* Start *
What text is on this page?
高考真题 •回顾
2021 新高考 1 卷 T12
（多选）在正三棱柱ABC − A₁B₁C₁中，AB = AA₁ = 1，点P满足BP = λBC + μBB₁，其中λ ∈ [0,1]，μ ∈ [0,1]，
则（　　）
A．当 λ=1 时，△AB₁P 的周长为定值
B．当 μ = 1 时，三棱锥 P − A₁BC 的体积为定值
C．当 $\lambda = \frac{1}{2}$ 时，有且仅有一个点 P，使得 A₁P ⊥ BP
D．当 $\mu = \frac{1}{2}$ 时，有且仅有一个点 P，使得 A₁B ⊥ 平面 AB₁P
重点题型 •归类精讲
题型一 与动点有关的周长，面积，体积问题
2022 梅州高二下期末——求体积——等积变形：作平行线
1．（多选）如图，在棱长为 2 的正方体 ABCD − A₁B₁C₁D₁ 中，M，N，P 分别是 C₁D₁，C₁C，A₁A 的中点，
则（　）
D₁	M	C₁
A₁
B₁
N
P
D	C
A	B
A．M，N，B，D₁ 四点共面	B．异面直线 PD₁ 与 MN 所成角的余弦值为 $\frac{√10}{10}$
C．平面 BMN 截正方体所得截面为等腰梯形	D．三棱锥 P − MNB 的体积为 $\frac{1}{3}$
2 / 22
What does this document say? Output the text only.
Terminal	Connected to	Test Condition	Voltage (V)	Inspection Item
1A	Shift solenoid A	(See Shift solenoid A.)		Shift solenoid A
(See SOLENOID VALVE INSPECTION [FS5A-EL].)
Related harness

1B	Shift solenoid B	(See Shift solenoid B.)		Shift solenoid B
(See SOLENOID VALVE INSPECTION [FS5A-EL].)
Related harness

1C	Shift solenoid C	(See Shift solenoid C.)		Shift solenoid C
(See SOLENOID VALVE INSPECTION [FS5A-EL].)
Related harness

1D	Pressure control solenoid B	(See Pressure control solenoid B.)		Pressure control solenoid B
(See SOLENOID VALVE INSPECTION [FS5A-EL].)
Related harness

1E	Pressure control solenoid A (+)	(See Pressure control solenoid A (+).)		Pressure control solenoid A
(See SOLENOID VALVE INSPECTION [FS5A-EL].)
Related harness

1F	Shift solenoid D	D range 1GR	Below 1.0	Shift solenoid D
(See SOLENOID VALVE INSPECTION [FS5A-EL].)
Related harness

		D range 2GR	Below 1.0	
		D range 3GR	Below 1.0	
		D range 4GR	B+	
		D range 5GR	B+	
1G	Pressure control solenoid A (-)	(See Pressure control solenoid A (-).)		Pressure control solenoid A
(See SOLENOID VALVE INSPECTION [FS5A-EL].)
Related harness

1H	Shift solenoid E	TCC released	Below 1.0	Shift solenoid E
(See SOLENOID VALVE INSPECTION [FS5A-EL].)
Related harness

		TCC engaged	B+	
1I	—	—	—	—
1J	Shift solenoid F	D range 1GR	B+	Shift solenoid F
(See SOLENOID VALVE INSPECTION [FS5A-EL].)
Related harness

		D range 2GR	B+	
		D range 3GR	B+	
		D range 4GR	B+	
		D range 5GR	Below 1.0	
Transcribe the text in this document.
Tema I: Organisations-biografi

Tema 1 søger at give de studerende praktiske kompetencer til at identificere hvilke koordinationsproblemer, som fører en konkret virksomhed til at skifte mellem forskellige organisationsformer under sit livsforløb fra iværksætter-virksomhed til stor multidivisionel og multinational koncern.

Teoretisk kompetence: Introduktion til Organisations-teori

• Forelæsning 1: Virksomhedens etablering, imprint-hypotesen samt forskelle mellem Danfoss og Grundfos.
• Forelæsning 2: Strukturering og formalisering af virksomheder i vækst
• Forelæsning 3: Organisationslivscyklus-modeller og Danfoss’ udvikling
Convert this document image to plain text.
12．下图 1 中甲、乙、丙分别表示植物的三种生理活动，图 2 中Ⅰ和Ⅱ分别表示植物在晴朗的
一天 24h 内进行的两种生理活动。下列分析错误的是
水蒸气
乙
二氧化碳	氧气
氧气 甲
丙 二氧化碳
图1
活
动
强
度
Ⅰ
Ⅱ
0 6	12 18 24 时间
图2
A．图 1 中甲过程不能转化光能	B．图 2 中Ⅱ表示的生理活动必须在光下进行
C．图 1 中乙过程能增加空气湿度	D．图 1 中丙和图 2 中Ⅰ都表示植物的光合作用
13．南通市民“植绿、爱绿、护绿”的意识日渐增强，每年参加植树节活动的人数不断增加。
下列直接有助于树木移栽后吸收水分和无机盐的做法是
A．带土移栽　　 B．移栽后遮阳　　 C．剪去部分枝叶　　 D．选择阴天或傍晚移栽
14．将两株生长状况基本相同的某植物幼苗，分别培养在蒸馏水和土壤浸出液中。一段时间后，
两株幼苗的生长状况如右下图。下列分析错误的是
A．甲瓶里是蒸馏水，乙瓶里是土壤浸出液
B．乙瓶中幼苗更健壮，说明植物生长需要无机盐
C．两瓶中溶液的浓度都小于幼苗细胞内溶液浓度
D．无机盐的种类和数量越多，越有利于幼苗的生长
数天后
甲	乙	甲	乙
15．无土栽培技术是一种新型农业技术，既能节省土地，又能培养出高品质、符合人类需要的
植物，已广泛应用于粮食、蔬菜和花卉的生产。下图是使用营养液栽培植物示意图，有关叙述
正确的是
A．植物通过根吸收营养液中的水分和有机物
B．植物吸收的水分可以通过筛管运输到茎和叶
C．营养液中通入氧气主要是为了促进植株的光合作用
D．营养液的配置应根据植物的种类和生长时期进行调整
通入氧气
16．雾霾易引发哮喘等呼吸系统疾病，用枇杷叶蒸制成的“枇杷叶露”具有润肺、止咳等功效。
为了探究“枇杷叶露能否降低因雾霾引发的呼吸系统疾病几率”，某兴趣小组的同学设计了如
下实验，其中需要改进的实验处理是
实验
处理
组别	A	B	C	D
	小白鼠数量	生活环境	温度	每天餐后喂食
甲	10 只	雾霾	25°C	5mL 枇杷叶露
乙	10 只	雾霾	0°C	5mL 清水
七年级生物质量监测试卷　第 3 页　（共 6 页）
* End *
▶ _Written problem_
Return each entry from the material above exactly as it appears.

▶ _Exercise solution_
What text is on this page?
高考真题 •回顾
2021 新高考 1 卷 T12
（多选）在正三棱柱ABC − A₁B₁C₁中，AB = AA₁ = 1，点P满足BP = λBC + μBB₁，其中λ ∈ [0,1]，μ ∈ [0,1]，
则（　　）
A．当 λ=1 时，△AB₁P 的周长为定值
B．当 μ = 1 时，三棱锥 P − A₁BC 的体积为定值
C．当 $\lambda = \frac{1}{2}$ 时，有且仅有一个点 P，使得 A₁P ⊥ BP
D．当 $\mu = \frac{1}{2}$ 时，有且仅有一个点 P，使得 A₁B ⊥ 平面 AB₁P
重点题型 •归类精讲
题型一 与动点有关的周长，面积，体积问题
2022 梅州高二下期末——求体积——等积变形：作平行线
1．（多选）如图，在棱长为 2 的正方体 ABCD − A₁B₁C₁D₁ 中，M，N，P 分别是 C₁D₁，C₁C，A₁A 的中点，
则（　）
D₁	M	C₁
A₁
B₁
N
P
D	C
A	B
A．M，N，B，D₁ 四点共面	B．异面直线 PD₁ 与 MN 所成角的余弦值为 $\frac{√10}{10}$
C．平面 BMN 截正方体所得截面为等腰梯形	D．三棱锥 P − MNB 的体积为 $\frac{1}{3}$
2 / 22
What does this document say? Output the text only.
Terminal	Connected to	Test Condition	Voltage (V)	Inspection Item
1A	Shift solenoid A	(See Shift solenoid A.)		Shift solenoid A
(See SOLENOID VALVE INSPECTION [FS5A-EL].)
Related harness

1B	Shift solenoid B	(See Shift solenoid B.)		Shift solenoid B
(See SOLENOID VALVE INSPECTION [FS5A-EL].)
Related harness

1C	Shift solenoid C	(See Shift solenoid C.)		Shift solenoid C
(See SOLENOID VALVE INSPECTION [FS5A-EL].)
Related harness

1D	Pressure control solenoid B	(See Pressure control solenoid B.)		Pressure control solenoid B
(See SOLENOID VALVE INSPECTION [FS5A-EL].)
Related harness

1E	Pressure control solenoid A (+)	(See Pressure control solenoid A (+).)		Pressure control solenoid A
(See SOLENOID VALVE INSPECTION [FS5A-EL].)
Related harness

1F	Shift solenoid D	D range 1GR	Below 1.0	Shift solenoid D
(See SOLENOID VALVE INSPECTION [FS5A-EL].)
Related harness

		D range 2GR	Below 1.0	
		D range 3GR	Below 1.0	
		D range 4GR	B+	
		D range 5GR	B+	
1G	Pressure control solenoid A (-)	(See Pressure control solenoid A (-).)		Pressure control solenoid A
(See SOLENOID VALVE INSPECTION [FS5A-EL].)
Related harness

1H	Shift solenoid E	TCC released	Below 1.0	Shift solenoid E
(See SOLENOID VALVE INSPECTION [FS5A-EL].)
Related harness

		TCC engaged	B+	
1I	—	—	—	—
1J	Shift solenoid F	D range 1GR	B+	Shift solenoid F
(See SOLENOID VALVE INSPECTION [FS5A-EL].)
Related harness

		D range 2GR	B+	
		D range 3GR	B+	
		D range 4GR	B+	
		D range 5GR	Below 1.0	
Transcribe the text in this document.
Tema I: Organisations-biografi

Tema 1 søger at give de studerende praktiske kompetencer til at identificere hvilke koordinationsproblemer, som fører en konkret virksomhed til at skifte mellem forskellige organisationsformer under sit livsforløb fra iværksætter-virksomhed til stor multidivisionel og multinational koncern.

Teoretisk kompetence: Introduktion til Organisations-teori

• Forelæsning 1: Virksomhedens etablering, imprint-hypotesen samt forskelle mellem Danfoss og Grundfos.
• Forelæsning 2: Strukturering og formalisering af virksomheder i vækst
• Forelæsning 3: Organisationslivscyklus-modeller og Danfoss’ udvikling
Convert this document image to plain text.
12．下图 1 中甲、乙、丙分别表示植物的三种生理活动，图 2 中Ⅰ和Ⅱ分别表示植物在晴朗的
一天 24h 内进行的两种生理活动。下列分析错误的是
水蒸气
乙
二氧化碳	氧气
氧气 甲
丙 二氧化碳
图1
活
动
强
度
Ⅰ
Ⅱ
0 6	12 18 24 时间
图2
A．图 1 中甲过程不能转化光能	B．图 2 中Ⅱ表示的生理活动必须在光下进行
C．图 1 中乙过程能增加空气湿度	D．图 1 中丙和图 2 中Ⅰ都表示植物的光合作用
13．南通市民“植绿、爱绿、护绿”的意识日渐增强，每年参加植树节活动的人数不断增加。
下列直接有助于树木移栽后吸收水分和无机盐的做法是
A．带土移栽　　 B．移栽后遮阳　　 C．剪去部分枝叶　　 D．选择阴天或傍晚移栽
14．将两株生长状况基本相同的某植物幼苗，分别培养在蒸馏水和土壤浸出液中。一段时间后，
两株幼苗的生长状况如右下图。下列分析错误的是
A．甲瓶里是蒸馏水，乙瓶里是土壤浸出液
B．乙瓶中幼苗更健壮，说明植物生长需要无机盐
C．两瓶中溶液的浓度都小于幼苗细胞内溶液浓度
D．无机盐的种类和数量越多，越有利于幼苗的生长
数天后
甲	乙	甲	乙
15．无土栽培技术是一种新型农业技术，既能节省土地，又能培养出高品质、符合人类需要的
植物，已广泛应用于粮食、蔬菜和花卉的生产。下图是使用营养液栽培植物示意图，有关叙述
正确的是
A．植物通过根吸收营养液中的水分和有机物
B．植物吸收的水分可以通过筛管运输到茎和叶
C．营养液中通入氧气主要是为了促进植株的光合作用
D．营养液的配置应根据植物的种类和生长时期进行调整
通入氧气
16．雾霾易引发哮喘等呼吸系统疾病，用枇杷叶蒸制成的“枇杷叶露”具有润肺、止咳等功效。
为了探究“枇杷叶露能否降低因雾霾引发的呼吸系统疾病几率”，某兴趣小组的同学设计了如
下实验，其中需要改进的实验处理是
实验
处理
组别	A	B	C	D
	小白鼠数量	生活环境	温度	每天餐后喂食
甲	10 只	雾霾	25°C	5mL 枇杷叶露
乙	10 只	雾霾	0°C	5mL 清水
七年级生物质量监测试卷　第 3 页　（共 6 页）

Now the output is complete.